◆ **Required task**
Repeat the material below exactly, line for line.

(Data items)
__________
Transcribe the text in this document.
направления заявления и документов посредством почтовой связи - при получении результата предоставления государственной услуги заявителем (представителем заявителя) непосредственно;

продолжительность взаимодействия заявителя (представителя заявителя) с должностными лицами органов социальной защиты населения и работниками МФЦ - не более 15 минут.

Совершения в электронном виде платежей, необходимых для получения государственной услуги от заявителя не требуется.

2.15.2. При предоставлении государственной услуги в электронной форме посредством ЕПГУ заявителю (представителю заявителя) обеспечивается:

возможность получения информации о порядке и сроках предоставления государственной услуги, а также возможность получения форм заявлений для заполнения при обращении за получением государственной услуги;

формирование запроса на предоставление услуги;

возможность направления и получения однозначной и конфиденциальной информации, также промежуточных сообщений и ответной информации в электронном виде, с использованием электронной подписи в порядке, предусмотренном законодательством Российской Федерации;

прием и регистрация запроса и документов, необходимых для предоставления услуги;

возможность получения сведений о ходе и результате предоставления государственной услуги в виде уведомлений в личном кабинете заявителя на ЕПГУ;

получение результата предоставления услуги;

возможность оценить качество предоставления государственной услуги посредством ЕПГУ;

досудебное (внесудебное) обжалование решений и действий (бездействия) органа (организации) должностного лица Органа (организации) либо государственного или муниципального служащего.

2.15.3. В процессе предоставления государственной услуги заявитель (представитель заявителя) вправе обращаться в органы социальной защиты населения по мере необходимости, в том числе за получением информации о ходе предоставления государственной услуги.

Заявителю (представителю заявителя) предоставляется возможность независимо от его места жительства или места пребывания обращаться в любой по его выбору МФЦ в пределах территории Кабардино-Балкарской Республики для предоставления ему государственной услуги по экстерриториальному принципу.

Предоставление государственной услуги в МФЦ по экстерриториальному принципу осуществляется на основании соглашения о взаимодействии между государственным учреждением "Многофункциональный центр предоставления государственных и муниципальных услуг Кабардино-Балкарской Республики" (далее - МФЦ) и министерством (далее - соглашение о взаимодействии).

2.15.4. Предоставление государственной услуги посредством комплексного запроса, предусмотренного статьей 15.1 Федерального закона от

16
__________
◆ **Result of this exercise**
Transcribe the text in this document.
направления заявления и документов посредством почтовой связи - при получении результата предоставления государственной услуги заявителем (представителем заявителя) непосредственно;

продолжительность взаимодействия заявителя (представителя заявителя) с должностными лицами органов социальной защиты населения и работниками МФЦ - не более 15 минут.

Совершения в электронном виде платежей, необходимых для получения государственной услуги от заявителя не требуется.

2.15.2. При предоставлении государственной услуги в электронной форме посредством ЕПГУ заявителю (представителю заявителя) обеспечивается:

возможность получения информации о порядке и сроках предоставления государственной услуги, а также возможность получения форм заявлений для заполнения при обращении за получением государственной услуги;

формирование запроса на предоставление услуги;

возможность направления и получения однозначной и конфиденциальной информации, также промежуточных сообщений и ответной информации в электронном виде, с использованием электронной подписи в порядке, предусмотренном законодательством Российской Федерации;

прием и регистрация запроса и документов, необходимых для предоставления услуги;

возможность получения сведений о ходе и результате предоставления государственной услуги в виде уведомлений в личном кабинете заявителя на ЕПГУ;

получение результата предоставления услуги;

возможность оценить качество предоставления государственной услуги посредством ЕПГУ;

досудебное (внесудебное) обжалование решений и действий (бездействия) органа (организации) должностного лица Органа (организации) либо государственного или муниципального служащего.

2.15.3. В процессе предоставления государственной услуги заявитель (представитель заявителя) вправе обращаться в органы социальной защиты населения по мере необходимости, в том числе за получением информации о ходе предоставления государственной услуги.

Заявителю (представителю заявителя) предоставляется возможность независимо от его места жительства или места пребывания обращаться в любой по его выбору МФЦ в пределах территории Кабардино-Балкарской Республики для предоставления ему государственной услуги по экстерриториальному принципу.

Предоставление государственной услуги в МФЦ по экстерриториальному принципу осуществляется на основании соглашения о взаимодействии между государственным учреждением "Многофункциональный центр предоставления государственных и муниципальных услуг Кабардино-Балкарской Республики" (далее - МФЦ) и министерством (далее - соглашение о взаимодействии).

2.15.4. Предоставление государственной услуги посредством комплексного запроса, предусмотренного статьей 15.1 Федерального закона от

16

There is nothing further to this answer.